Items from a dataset
------------------------------------------------

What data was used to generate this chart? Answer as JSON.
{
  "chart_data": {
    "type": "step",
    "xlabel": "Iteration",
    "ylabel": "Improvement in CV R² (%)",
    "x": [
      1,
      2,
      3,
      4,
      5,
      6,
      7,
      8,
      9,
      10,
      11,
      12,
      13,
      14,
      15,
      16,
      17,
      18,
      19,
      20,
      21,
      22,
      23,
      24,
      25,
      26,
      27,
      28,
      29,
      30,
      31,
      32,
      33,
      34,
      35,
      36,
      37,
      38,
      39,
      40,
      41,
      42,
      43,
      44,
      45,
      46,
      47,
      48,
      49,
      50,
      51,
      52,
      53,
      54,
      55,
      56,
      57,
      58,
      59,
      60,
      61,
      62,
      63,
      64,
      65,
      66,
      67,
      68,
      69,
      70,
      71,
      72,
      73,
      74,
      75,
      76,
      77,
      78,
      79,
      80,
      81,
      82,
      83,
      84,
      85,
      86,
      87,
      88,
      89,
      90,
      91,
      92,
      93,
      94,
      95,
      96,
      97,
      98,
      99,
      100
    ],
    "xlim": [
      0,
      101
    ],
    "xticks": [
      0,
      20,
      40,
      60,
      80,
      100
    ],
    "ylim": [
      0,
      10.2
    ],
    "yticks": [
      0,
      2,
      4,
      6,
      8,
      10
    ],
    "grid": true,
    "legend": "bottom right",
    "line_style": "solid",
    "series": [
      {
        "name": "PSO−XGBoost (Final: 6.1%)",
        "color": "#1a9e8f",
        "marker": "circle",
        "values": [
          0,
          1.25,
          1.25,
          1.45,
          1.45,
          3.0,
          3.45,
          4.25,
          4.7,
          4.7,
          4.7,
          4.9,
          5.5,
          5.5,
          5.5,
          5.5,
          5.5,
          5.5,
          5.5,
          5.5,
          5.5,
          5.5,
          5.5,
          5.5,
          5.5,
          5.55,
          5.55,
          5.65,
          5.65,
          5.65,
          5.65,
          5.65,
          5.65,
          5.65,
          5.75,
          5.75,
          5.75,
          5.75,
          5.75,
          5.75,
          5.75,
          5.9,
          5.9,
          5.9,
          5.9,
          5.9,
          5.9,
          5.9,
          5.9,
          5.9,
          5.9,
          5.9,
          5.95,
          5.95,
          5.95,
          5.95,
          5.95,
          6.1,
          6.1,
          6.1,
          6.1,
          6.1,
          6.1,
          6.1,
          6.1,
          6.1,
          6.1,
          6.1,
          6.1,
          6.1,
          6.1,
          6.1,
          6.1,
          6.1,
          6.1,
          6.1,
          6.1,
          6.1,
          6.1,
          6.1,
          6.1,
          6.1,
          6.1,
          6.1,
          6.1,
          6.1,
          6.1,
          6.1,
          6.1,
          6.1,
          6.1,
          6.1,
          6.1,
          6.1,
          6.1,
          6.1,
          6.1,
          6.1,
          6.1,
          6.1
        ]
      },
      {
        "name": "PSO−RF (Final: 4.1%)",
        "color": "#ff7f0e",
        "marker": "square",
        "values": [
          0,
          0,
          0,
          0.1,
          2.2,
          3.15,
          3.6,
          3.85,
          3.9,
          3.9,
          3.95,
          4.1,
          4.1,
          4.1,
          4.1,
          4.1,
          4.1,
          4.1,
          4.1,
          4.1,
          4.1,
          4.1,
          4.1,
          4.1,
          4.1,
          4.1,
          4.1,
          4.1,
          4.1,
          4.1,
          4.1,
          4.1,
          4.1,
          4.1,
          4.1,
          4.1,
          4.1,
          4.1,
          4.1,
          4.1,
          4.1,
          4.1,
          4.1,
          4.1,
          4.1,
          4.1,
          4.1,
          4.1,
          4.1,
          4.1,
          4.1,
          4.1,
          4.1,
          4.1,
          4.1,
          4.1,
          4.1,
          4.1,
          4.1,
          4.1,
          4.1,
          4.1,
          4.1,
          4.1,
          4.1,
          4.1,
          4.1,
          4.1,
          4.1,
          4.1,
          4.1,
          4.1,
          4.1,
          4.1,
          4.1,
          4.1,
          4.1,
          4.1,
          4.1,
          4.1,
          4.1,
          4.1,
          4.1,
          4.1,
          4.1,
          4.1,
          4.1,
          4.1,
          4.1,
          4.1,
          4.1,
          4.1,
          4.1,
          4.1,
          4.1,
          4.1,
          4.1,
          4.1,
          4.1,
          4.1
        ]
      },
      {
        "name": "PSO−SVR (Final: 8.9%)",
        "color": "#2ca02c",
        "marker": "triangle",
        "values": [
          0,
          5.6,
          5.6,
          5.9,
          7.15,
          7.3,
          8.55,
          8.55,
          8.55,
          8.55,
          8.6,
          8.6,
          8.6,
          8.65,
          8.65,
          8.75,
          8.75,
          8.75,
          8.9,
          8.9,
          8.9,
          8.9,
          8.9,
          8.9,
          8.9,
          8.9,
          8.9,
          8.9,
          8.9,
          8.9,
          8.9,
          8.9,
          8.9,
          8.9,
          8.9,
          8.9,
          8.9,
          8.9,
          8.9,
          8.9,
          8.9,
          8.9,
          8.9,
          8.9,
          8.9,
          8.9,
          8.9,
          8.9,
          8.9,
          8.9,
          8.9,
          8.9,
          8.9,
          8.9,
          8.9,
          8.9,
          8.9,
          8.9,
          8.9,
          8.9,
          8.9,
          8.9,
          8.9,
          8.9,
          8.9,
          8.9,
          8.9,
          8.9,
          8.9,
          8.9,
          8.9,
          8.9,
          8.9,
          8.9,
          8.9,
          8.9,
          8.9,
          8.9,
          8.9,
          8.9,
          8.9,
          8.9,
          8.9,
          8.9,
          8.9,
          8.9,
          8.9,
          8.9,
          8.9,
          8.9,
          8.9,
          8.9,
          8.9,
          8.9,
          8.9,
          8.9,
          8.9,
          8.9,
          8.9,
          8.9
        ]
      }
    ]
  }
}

------------------------------------------------

WHAT THE TASK REQUIRES> Repeat all of the records above exactly as they appear.

THE OUTPUT>
What data was used to generate this chart? Answer as JSON.
{
  "chart_data": {
    "type": "step",
    "xlabel": "Iteration",
    "ylabel": "Improvement in CV R² (%)",
    "x": [
      1,
      2,
      3,
      4,
      5,
      6,
      7,
      8,
      9,
      10,
      11,
      12,
      13,
      14,
      15,
      16,
      17,
      18,
      19,
      20,
      21,
      22,
      23,
      24,
      25,
      26,
      27,
      28,
      29,
      30,
      31,
      32,
      33,
      34,
      35,
      36,
      37,
      38,
      39,
      40,
      41,
      42,
      43,
      44,
      45,
      46,
      47,
      48,
      49,
      50,
      51,
      52,
      53,
      54,
      55,
      56,
      57,
      58,
      59,
      60,
      61,
      62,
      63,
      64,
      65,
      66,
      67,
      68,
      69,
      70,
      71,
      72,
      73,
      74,
      75,
      76,
      77,
      78,
      79,
      80,
      81,
      82,
      83,
      84,
      85,
      86,
      87,
      88,
      89,
      90,
      91,
      92,
      93,
      94,
      95,
      96,
      97,
      98,
      99,
      100
    ],
    "xlim": [
      0,
      101
    ],
    "xticks": [
      0,
      20,
      40,
      60,
      80,
      100
    ],
    "ylim": [
      0,
      10.2
    ],
    "yticks": [
      0,
      2,
      4,
      6,
      8,
      10
    ],
    "grid": true,
    "legend": "bottom right",
    "line_style": "solid",
    "series": [
      {
        "name": "PSO−XGBoost (Final: 6.1%)",
        "color": "#1a9e8f",
        "marker": "circle",
        "values": [
          0,
          1.25,
          1.25,
          1.45,
          1.45,
          3.0,
          3.45,
          4.25,
          4.7,
          4.7,
          4.7,
          4.9,
          5.5,
          5.5,
          5.5,
          5.5,
          5.5,
          5.5,
          5.5,
          5.5,
          5.5,
          5.5,
          5.5,
          5.5,
          5.5,
          5.55,
          5.55,
          5.65,
          5.65,
          5.65,
          5.65,
          5.65,
          5.65,
          5.65,
          5.75,
          5.75,
          5.75,
          5.75,
          5.75,
          5.75,
          5.75,
          5.9,
          5.9,
          5.9,
          5.9,
          5.9,
          5.9,
          5.9,
          5.9,
          5.9,
          5.9,
          5.9,
          5.95,
          5.95,
          5.95,
          5.95,
          5.95,
          6.1,
          6.1,
          6.1,
          6.1,
          6.1,
          6.1,
          6.1,
          6.1,
          6.1,
          6.1,
          6.1,
          6.1,
          6.1,
          6.1,
          6.1,
          6.1,
          6.1,
          6.1,
          6.1,
          6.1,
          6.1,
          6.1,
          6.1,
          6.1,
          6.1,
          6.1,
          6.1,
          6.1,
          6.1,
          6.1,
          6.1,
          6.1,
          6.1,
          6.1,
          6.1,
          6.1,
          6.1,
          6.1,
          6.1,
          6.1,
          6.1,
          6.1,
          6.1
        ]
      },
      {
        "name": "PSO−RF (Final: 4.1%)",
        "color": "#ff7f0e",
        "marker": "square",
        "values": [
          0,
          0,
          0,
          0.1,
          2.2,
          3.15,
          3.6,
          3.85,
          3.9,
          3.9,
          3.95,
          4.1,
          4.1,
          4.1,
          4.1,
          4.1,
          4.1,
          4.1,
          4.1,
          4.1,
          4.1,
          4.1,
          4.1,
          4.1,
          4.1,
          4.1,
          4.1,
          4.1,
          4.1,
          4.1,
          4.1,
          4.1,
          4.1,
          4.1,
          4.1,
          4.1,
          4.1,
          4.1,
          4.1,
          4.1,
          4.1,
          4.1,
          4.1,
          4.1,
          4.1,
          4.1,
          4.1,
          4.1,
          4.1,
          4.1,
          4.1,
          4.1,
          4.1,
          4.1,
          4.1,
          4.1,
          4.1,
          4.1,
          4.1,
          4.1,
          4.1,
          4.1,
          4.1,
          4.1,
          4.1,
          4.1,
          4.1,
          4.1,
          4.1,
          4.1,
          4.1,
          4.1,
          4.1,
          4.1,
          4.1,
          4.1,
          4.1,
          4.1,
          4.1,
          4.1,
          4.1,
          4.1,
          4.1,
          4.1,
          4.1,
          4.1,
          4.1,
          4.1,
          4.1,
          4.1,
          4.1,
          4.1,
          4.1,
          4.1,
          4.1,
          4.1,
          4.1,
          4.1,
          4.1,
          4.1
        ]
      },
      {
        "name": "PSO−SVR (Final: 8.9%)",
        "color": "#2ca02c",
        "marker": "triangle",
        "values": [
          0,
          5.6,
          5.6,
          5.9,
          7.15,
          7.3,
          8.55,
          8.55,
          8.55,
          8.55,
          8.6,
          8.6,
          8.6,
          8.65,
          8.65,
          8.75,
          8.75,
          8.75,
          8.9,
          8.9,
          8.9,
          8.9,
          8.9,
          8.9,
          8.9,
          8.9,
          8.9,
          8.9,
          8.9,
          8.9,
          8.9,
          8.9,
          8.9,
          8.9,
          8.9,
          8.9,
          8.9,
          8.9,
          8.9,
          8.9,
          8.9,
          8.9,
          8.9,
          8.9,
          8.9,
          8.9,
          8.9,
          8.9,
          8.9,
          8.9,
          8.9,
          8.9,
          8.9,
          8.9,
          8.9,
          8.9,
          8.9,
          8.9,
          8.9,
          8.9,
          8.9,
          8.9,
          8.9,
          8.9,
          8.9,
          8.9,
          8.9,
          8.9,
          8.9,
          8.9,
          8.9,
          8.9,
          8.9,
          8.9,
          8.9,
          8.9,
          8.9,
          8.9,
          8.9,
          8.9,
          8.9,
          8.9,
          8.9,
          8.9,
          8.9,
          8.9,
          8.9,
          8.9,
          8.9,
          8.9,
          8.9,
          8.9,
          8.9,
          8.9,
          8.9,
          8.9,
          8.9,
          8.9,
          8.9,
          8.9
        ]
      }
    ]
  }
}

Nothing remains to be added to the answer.